**Aim of the task:** Repeat every entry word for word, skipping the pictures.

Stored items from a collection
= = = =

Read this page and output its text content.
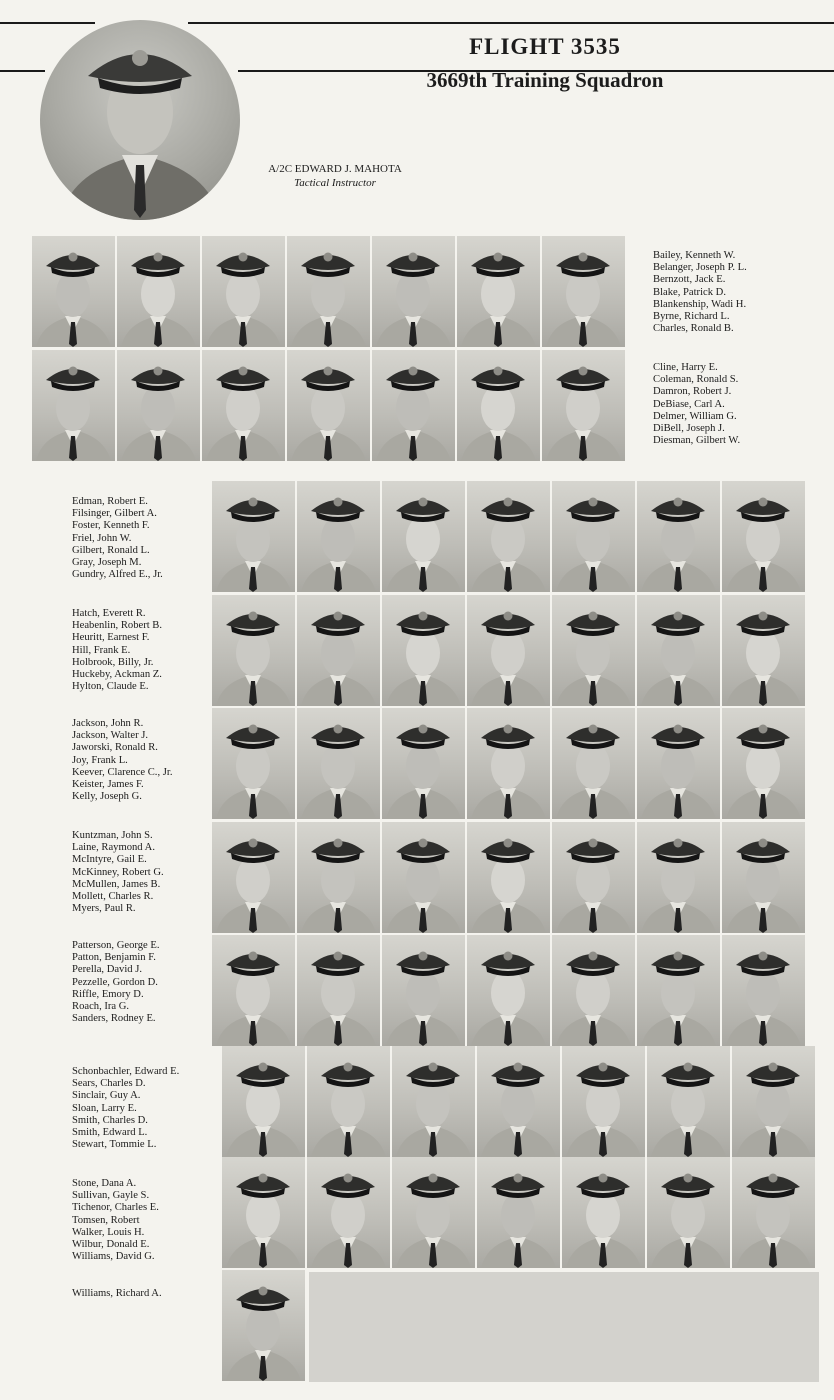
FLIGHT 3535
3669th Training Squadron
A/2C EDWARD J. MAHOTA
Tactical Instructor
Bailey, Kenneth W.
Belanger, Joseph P. L.
Bernzott, Jack E.
Blake, Patrick D.
Blankenship, Wadi H.
Byrne, Richard L.
Charles, Ronald B.
Cline, Harry E.
Coleman, Ronald S.
Damron, Robert J.
DeBiase, Carl A.
Delmer, William G.
DiBell, Joseph J.
Diesman, Gilbert W.
Edman, Robert E.
Filsinger, Gilbert A.
Foster, Kenneth F.
Friel, John W.
Gilbert, Ronald L.
Gray, Joseph M.
Gundry, Alfred E., Jr.
Hatch, Everett R.
Heabenlin, Robert B.
Heuritt, Earnest F.
Hill, Frank E.
Holbrook, Billy, Jr.
Huckeby, Ackman Z.
Hylton, Claude E.
Jackson, John R.
Jackson, Walter J.
Jaworski, Ronald R.
Joy, Frank L.
Keever, Clarence C., Jr.
Keister, James F.
Kelly, Joseph G.
Kuntzman, John S.
Laine, Raymond A.
McIntyre, Gail E.
McKinney, Robert G.
McMullen, James B.
Mollett, Charles R.
Myers, Paul R.
Patterson, George E.
Patton, Benjamin F.
Perella, David J.
Pezzelle, Gordon D.
Riffle, Emory D.
Roach, Ira G.
Sanders, Rodney E.
Schonbachler, Edward E.
Sears, Charles D.
Sinclair, Guy A.
Sloan, Larry E.
Smith, Charles D.
Smith, Edward L.
Stewart, Tommie L.
Stone, Dana A.
Sullivan, Gayle S.
Tichenor, Charles E.
Tomsen, Robert
Walker, Louis H.
Wilbur, Donald E.
Williams, David G.
Williams, Richard A.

= = = =

**Exercise response:**
Read this page and output its text content.
FLIGHT 3535
3669th Training Squadron
A/2C EDWARD J. MAHOTA
Tactical Instructor
Bailey, Kenneth W.
Belanger, Joseph P. L.
Bernzott, Jack E.
Blake, Patrick D.
Blankenship, Wadi H.
Byrne, Richard L.
Charles, Ronald B.
Cline, Harry E.
Coleman, Ronald S.
Damron, Robert J.
DeBiase, Carl A.
Delmer, William G.
DiBell, Joseph J.
Diesman, Gilbert W.
Edman, Robert E.
Filsinger, Gilbert A.
Foster, Kenneth F.
Friel, John W.
Gilbert, Ronald L.
Gray, Joseph M.
Gundry, Alfred E., Jr.
Hatch, Everett R.
Heabenlin, Robert B.
Heuritt, Earnest F.
Hill, Frank E.
Holbrook, Billy, Jr.
Huckeby, Ackman Z.
Hylton, Claude E.
Jackson, John R.
Jackson, Walter J.
Jaworski, Ronald R.
Joy, Frank L.
Keever, Clarence C., Jr.
Keister, James F.
Kelly, Joseph G.
Kuntzman, John S.
Laine, Raymond A.
McIntyre, Gail E.
McKinney, Robert G.
McMullen, James B.
Mollett, Charles R.
Myers, Paul R.
Patterson, George E.
Patton, Benjamin F.
Perella, David J.
Pezzelle, Gordon D.
Riffle, Emory D.
Roach, Ira G.
Sanders, Rodney E.
Schonbachler, Edward E.
Sears, Charles D.
Sinclair, Guy A.
Sloan, Larry E.
Smith, Charles D.
Smith, Edward L.
Stewart, Tommie L.
Stone, Dana A.
Sullivan, Gayle S.
Tichenor, Charles E.
Tomsen, Robert
Walker, Louis H.
Wilbur, Donald E.
Williams, David G.
Williams, Richard A.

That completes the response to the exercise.